:: PROBLEM TO SOLVE ::
Copy every line of the listing below without changes, and leave the pictures out of your answer.

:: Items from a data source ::
((

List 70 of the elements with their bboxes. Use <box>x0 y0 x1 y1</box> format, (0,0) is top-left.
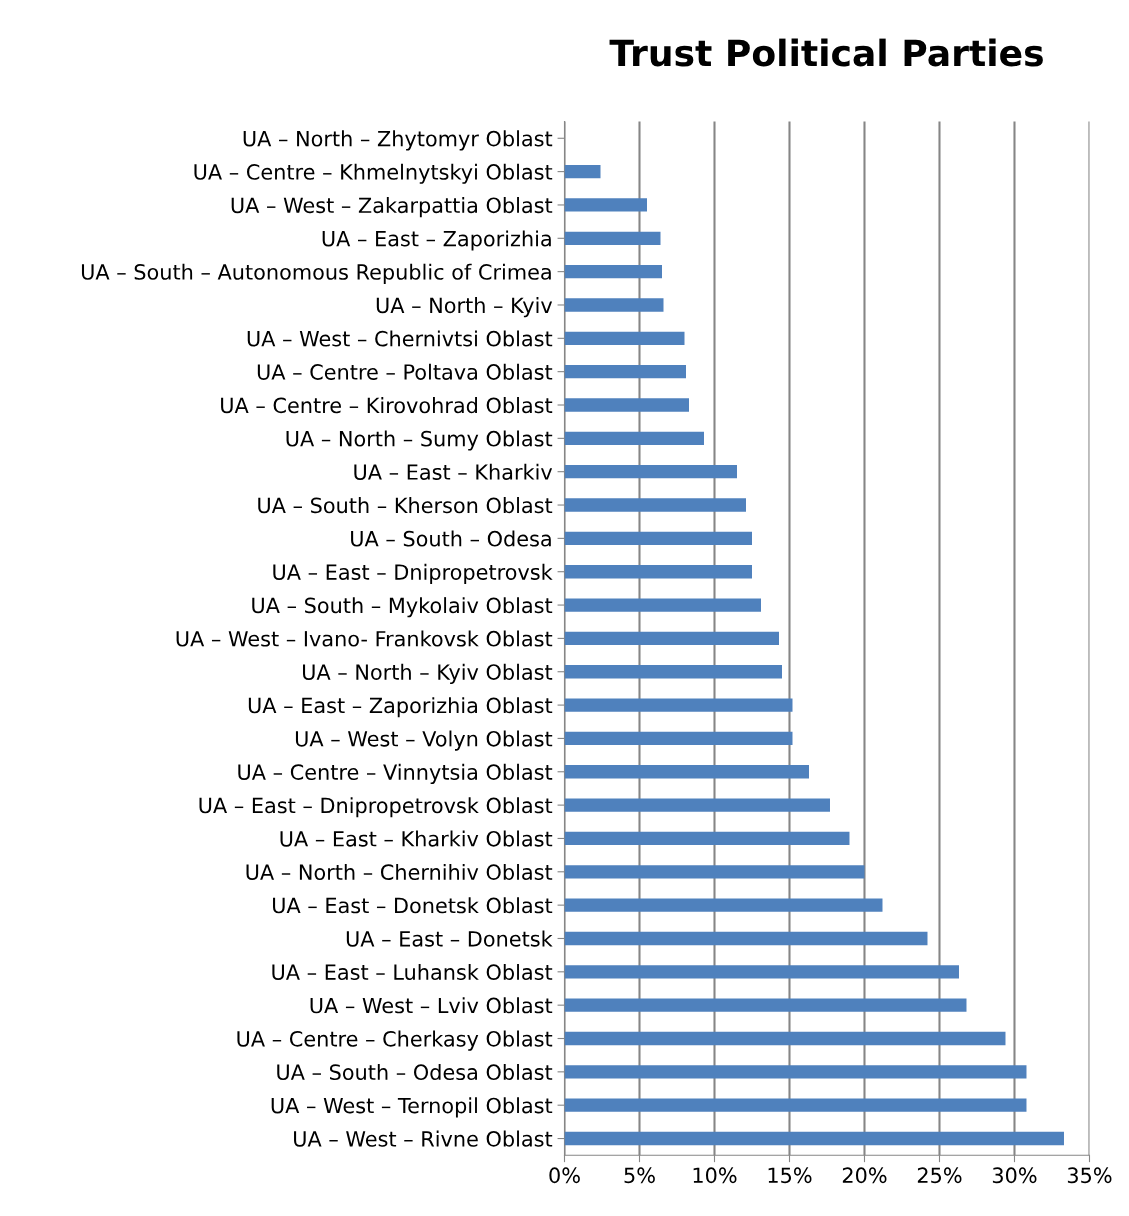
bar <box>564 665 782 679</box>
bar <box>564 731 793 746</box>
bar <box>564 1098 1027 1112</box>
y-tick-label: UA – West – Lviv Oblast <box>310 997 553 1014</box>
bar <box>564 298 664 312</box>
chart-title: Trust Political Parties <box>609 38 1043 67</box>
x-tick-label: 30% <box>992 1167 1037 1184</box>
bar <box>564 598 761 612</box>
y-tick-label: UA – West – Ternopil Oblast <box>271 1097 553 1118</box>
bar <box>564 798 830 812</box>
y-tick-label: UA – South – Kherson Oblast <box>258 497 553 514</box>
y-tick-label: UA – North – Chernihiv Oblast <box>246 863 553 880</box>
y-tick-label: UA – West – Rivne Oblast <box>294 1130 553 1147</box>
y-tick-label: UA – East – Zaporizhia Oblast <box>248 697 553 718</box>
bar <box>564 498 746 512</box>
y-tick-label: UA – West – Chernivtsi Oblast <box>247 330 553 347</box>
bar <box>564 365 686 379</box>
x-tick-label: 20% <box>842 1167 887 1184</box>
x-tick-label: 10% <box>693 1167 737 1184</box>
y-tick-label: UA – East – Kharkiv <box>354 463 553 480</box>
y-tick-label: UA – East – Donetsk <box>346 930 553 947</box>
y-tick-label: UA – South – Autonomous Republic of Crimea <box>81 263 551 284</box>
y-tick-label: UA – Centre – Poltava Oblast <box>257 363 553 380</box>
bar <box>564 631 779 646</box>
y-tick-label: UA – West – Zakarpattia Oblast <box>231 197 553 218</box>
y-tick-label: UA – West – Volyn Oblast <box>295 730 553 751</box>
bar <box>564 1031 1006 1046</box>
y-tick-label: UA – East – Zaporizhia <box>322 230 551 251</box>
bar <box>564 231 661 245</box>
y-tick-label: UA – North – Sumy Oblast <box>286 430 553 451</box>
y-tick-label: UA – North – Kyiv Oblast <box>303 663 553 684</box>
bar <box>564 865 865 879</box>
y-tick-label: UA – East – Luhansk Oblast <box>272 963 553 981</box>
bar <box>564 398 689 412</box>
bar <box>564 1065 1027 1079</box>
x-tick-label: 0% <box>549 1167 580 1184</box>
y-tick-label: UA – East – Kharkiv Oblast <box>280 830 553 847</box>
bar <box>564 965 959 979</box>
y-tick-label: UA – North – Zhytomyr Oblast <box>243 130 553 151</box>
y-tick-label: UA – East – Dnipropetrovsk Oblast <box>199 797 553 818</box>
bar <box>564 998 967 1012</box>
x-tick-label: 15% <box>768 1167 812 1184</box>
bar <box>564 565 752 579</box>
y-tick-label: UA – East – Donetsk Oblast <box>273 897 553 914</box>
bar <box>564 331 685 345</box>
y-tick-label: UA – Centre – Vinnytsia Oblast <box>238 763 553 785</box>
bar <box>564 698 793 712</box>
bar <box>564 198 647 212</box>
bar <box>564 164 601 179</box>
y-tick-label: UA – Centre – Cherkasy Oblast <box>237 1030 553 1051</box>
y-tick-label: UA – Centre – Khmelnytskyi Oblast <box>194 163 553 184</box>
y-tick-label: UA – South – Odesa Oblast <box>277 1063 553 1081</box>
y-tick-label: UA – West – Ivano- Frankovsk Oblast <box>176 630 553 647</box>
bar <box>564 531 752 546</box>
bar <box>564 898 883 912</box>
y-tick-label: UA – South – Odesa <box>351 530 551 547</box>
y-tick-label: UA – Centre – Kirovohrad Oblast <box>221 397 553 414</box>
bar <box>564 931 928 946</box>
x-tick-label: 35% <box>1067 1167 1112 1184</box>
y-tick-label: UA – North – Kyiv <box>376 297 553 318</box>
bar <box>564 831 850 846</box>
y-tick-label: UA – South – Mykolaiv Oblast <box>252 597 553 618</box>
x-tick-label: 25% <box>917 1167 962 1184</box>
bar <box>564 765 809 779</box>
bar <box>564 264 662 279</box>
bar <box>564 1131 1064 1146</box>
bar <box>564 465 737 479</box>
x-tick-label: 5% <box>624 1167 655 1184</box>
y-tick-label: UA – East – Dnipropetrovsk <box>273 563 553 584</box>
bar <box>564 431 704 446</box>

))

:: SOLUTION TO THIS EXERCISE ::
List 70 of the elements with their bboxes. Use <box>x0 y0 x1 y1</box> format, (0,0) is top-left.
bar <box>564 665 782 679</box>
bar <box>564 731 793 746</box>
bar <box>564 1098 1027 1112</box>
y-tick-label: UA – West – Lviv Oblast <box>310 997 553 1014</box>
bar <box>564 298 664 312</box>
chart-title: Trust Political Parties <box>609 38 1043 67</box>
x-tick-label: 30% <box>992 1167 1037 1184</box>
bar <box>564 598 761 612</box>
y-tick-label: UA – West – Ternopil Oblast <box>271 1097 553 1118</box>
bar <box>564 798 830 812</box>
y-tick-label: UA – South – Kherson Oblast <box>258 497 553 514</box>
y-tick-label: UA – North – Chernihiv Oblast <box>246 863 553 880</box>
y-tick-label: UA – West – Rivne Oblast <box>294 1130 553 1147</box>
y-tick-label: UA – East – Zaporizhia Oblast <box>248 697 553 718</box>
bar <box>564 498 746 512</box>
y-tick-label: UA – West – Chernivtsi Oblast <box>247 330 553 347</box>
bar <box>564 365 686 379</box>
x-tick-label: 20% <box>842 1167 887 1184</box>
x-tick-label: 10% <box>693 1167 737 1184</box>
y-tick-label: UA – East – Kharkiv <box>354 463 553 480</box>
y-tick-label: UA – East – Donetsk <box>346 930 553 947</box>
y-tick-label: UA – South – Autonomous Republic of Crimea <box>81 263 551 284</box>
y-tick-label: UA – Centre – Poltava Oblast <box>257 363 553 380</box>
bar <box>564 631 779 646</box>
y-tick-label: UA – West – Zakarpattia Oblast <box>231 197 553 218</box>
y-tick-label: UA – West – Volyn Oblast <box>295 730 553 751</box>
bar <box>564 1031 1006 1046</box>
y-tick-label: UA – East – Zaporizhia <box>322 230 551 251</box>
bar <box>564 231 661 245</box>
y-tick-label: UA – North – Sumy Oblast <box>286 430 553 451</box>
y-tick-label: UA – North – Kyiv Oblast <box>303 663 553 684</box>
bar <box>564 865 865 879</box>
y-tick-label: UA – East – Luhansk Oblast <box>272 963 553 981</box>
bar <box>564 398 689 412</box>
bar <box>564 1065 1027 1079</box>
x-tick-label: 0% <box>549 1167 580 1184</box>
y-tick-label: UA – East – Kharkiv Oblast <box>280 830 553 847</box>
bar <box>564 965 959 979</box>
y-tick-label: UA – North – Zhytomyr Oblast <box>243 130 553 151</box>
y-tick-label: UA – East – Dnipropetrovsk Oblast <box>199 797 553 818</box>
bar <box>564 998 967 1012</box>
x-tick-label: 15% <box>768 1167 812 1184</box>
bar <box>564 565 752 579</box>
y-tick-label: UA – East – Donetsk Oblast <box>273 897 553 914</box>
bar <box>564 331 685 345</box>
y-tick-label: UA – Centre – Vinnytsia Oblast <box>238 763 553 785</box>
bar <box>564 698 793 712</box>
bar <box>564 198 647 212</box>
bar <box>564 164 601 179</box>
y-tick-label: UA – Centre – Cherkasy Oblast <box>237 1030 553 1051</box>
y-tick-label: UA – Centre – Khmelnytskyi Oblast <box>194 163 553 184</box>
y-tick-label: UA – South – Odesa Oblast <box>277 1063 553 1081</box>
y-tick-label: UA – West – Ivano- Frankovsk Oblast <box>176 630 553 647</box>
bar <box>564 531 752 546</box>
bar <box>564 898 883 912</box>
y-tick-label: UA – South – Odesa <box>351 530 551 547</box>
y-tick-label: UA – Centre – Kirovohrad Oblast <box>221 397 553 414</box>
bar <box>564 931 928 946</box>
x-tick-label: 35% <box>1067 1167 1112 1184</box>
y-tick-label: UA – North – Kyiv <box>376 297 553 318</box>
bar <box>564 831 850 846</box>
y-tick-label: UA – South – Mykolaiv Oblast <box>252 597 553 618</box>
x-tick-label: 25% <box>917 1167 962 1184</box>
bar <box>564 765 809 779</box>
bar <box>564 264 662 279</box>
bar <box>564 1131 1064 1146</box>
bar <box>564 465 737 479</box>
x-tick-label: 5% <box>624 1167 655 1184</box>
y-tick-label: UA – East – Dnipropetrovsk <box>273 563 553 584</box>
bar <box>564 431 704 446</box>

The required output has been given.